__Extracted entries__:
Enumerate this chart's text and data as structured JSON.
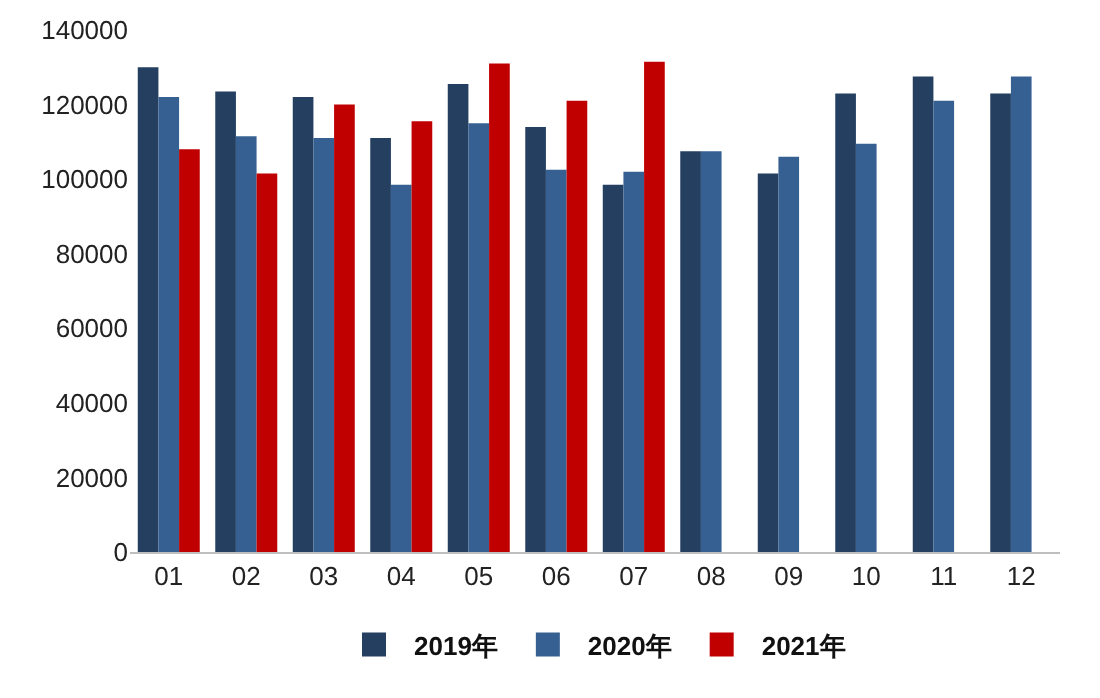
{
  "chart_data": {
    "type": "bar",
    "categories": [
      "01",
      "02",
      "03",
      "04",
      "05",
      "06",
      "07",
      "08",
      "09",
      "10",
      "11",
      "12"
    ],
    "series": [
      {
        "name": "2019年",
        "color": "#243f60",
        "values": [
          130000,
          123500,
          122000,
          111000,
          125500,
          114000,
          98500,
          107500,
          101500,
          123000,
          127500,
          123000
        ]
      },
      {
        "name": "2020年",
        "color": "#376092",
        "values": [
          122000,
          111500,
          111000,
          98500,
          115000,
          102500,
          102000,
          107500,
          106000,
          109500,
          121000,
          127500
        ]
      },
      {
        "name": "2021年",
        "color": "#c00000",
        "values": [
          108000,
          101500,
          120000,
          115500,
          131000,
          121000,
          131500,
          null,
          null,
          null,
          null,
          null
        ]
      }
    ],
    "ylim": [
      0,
      140000
    ],
    "yticks": [
      0,
      20000,
      40000,
      60000,
      80000,
      100000,
      120000,
      140000
    ],
    "grid": false,
    "legend": "bottom"
  }
}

__Exercise__: What is the number of lines that hold the string "color"? Give it alone.

__Exercise answer__: 3